::: EXTRACTED ENTRIES

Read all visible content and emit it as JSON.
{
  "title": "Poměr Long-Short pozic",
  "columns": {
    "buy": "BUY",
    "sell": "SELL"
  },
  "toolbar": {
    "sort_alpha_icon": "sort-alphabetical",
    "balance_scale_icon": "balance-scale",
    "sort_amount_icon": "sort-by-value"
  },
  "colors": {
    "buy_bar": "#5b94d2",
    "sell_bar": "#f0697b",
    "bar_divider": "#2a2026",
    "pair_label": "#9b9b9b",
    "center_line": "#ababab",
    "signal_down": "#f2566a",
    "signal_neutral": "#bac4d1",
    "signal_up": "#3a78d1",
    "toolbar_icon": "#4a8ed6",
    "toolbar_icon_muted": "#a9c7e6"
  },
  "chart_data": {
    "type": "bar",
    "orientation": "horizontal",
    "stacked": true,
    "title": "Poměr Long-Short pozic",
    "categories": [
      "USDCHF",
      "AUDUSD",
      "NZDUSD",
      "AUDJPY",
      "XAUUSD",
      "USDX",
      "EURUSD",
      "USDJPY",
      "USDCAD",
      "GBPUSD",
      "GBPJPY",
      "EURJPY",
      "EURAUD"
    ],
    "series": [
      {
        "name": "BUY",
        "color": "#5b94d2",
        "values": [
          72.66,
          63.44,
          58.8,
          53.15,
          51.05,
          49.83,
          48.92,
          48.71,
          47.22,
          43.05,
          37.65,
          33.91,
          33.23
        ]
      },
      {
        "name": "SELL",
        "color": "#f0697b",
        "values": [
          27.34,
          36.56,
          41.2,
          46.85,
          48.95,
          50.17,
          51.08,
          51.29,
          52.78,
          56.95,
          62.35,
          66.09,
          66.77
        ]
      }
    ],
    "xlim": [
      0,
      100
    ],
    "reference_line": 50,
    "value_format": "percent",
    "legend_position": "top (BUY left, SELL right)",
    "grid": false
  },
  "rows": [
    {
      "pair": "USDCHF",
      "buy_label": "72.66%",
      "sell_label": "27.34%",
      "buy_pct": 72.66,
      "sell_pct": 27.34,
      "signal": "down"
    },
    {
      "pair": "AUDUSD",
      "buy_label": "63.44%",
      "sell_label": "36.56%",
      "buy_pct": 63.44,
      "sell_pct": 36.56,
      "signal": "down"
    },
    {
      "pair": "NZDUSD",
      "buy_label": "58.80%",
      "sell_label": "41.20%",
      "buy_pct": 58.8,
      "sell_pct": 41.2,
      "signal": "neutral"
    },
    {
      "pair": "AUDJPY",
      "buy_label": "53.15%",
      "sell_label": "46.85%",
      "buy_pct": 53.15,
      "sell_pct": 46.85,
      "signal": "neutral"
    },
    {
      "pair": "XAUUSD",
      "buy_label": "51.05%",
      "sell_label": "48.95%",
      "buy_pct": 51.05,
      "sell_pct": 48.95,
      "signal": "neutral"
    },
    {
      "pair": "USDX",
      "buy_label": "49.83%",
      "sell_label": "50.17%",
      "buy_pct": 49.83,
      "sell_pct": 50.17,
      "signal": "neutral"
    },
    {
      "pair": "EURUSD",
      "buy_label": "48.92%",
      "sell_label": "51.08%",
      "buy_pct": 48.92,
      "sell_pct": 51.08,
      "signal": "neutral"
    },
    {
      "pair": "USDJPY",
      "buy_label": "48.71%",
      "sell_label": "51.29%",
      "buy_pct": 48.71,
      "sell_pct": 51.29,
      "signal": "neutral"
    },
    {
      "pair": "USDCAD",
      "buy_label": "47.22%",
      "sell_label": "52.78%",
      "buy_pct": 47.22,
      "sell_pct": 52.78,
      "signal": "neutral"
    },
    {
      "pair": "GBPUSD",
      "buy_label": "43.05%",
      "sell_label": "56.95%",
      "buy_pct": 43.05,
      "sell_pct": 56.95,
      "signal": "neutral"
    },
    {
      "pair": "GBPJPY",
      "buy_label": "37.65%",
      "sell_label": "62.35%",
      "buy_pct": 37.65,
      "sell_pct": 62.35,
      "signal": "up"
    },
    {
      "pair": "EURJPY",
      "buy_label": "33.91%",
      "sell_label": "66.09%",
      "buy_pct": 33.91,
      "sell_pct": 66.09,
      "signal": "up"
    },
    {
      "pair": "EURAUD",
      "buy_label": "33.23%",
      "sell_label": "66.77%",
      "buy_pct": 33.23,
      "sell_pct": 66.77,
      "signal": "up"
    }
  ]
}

::::::

Identify the lines of the entries containing the string "title". Copy each such line.

  "title": "Poměr Long-Short pozic",
    "title": "Poměr Long-Short pozic",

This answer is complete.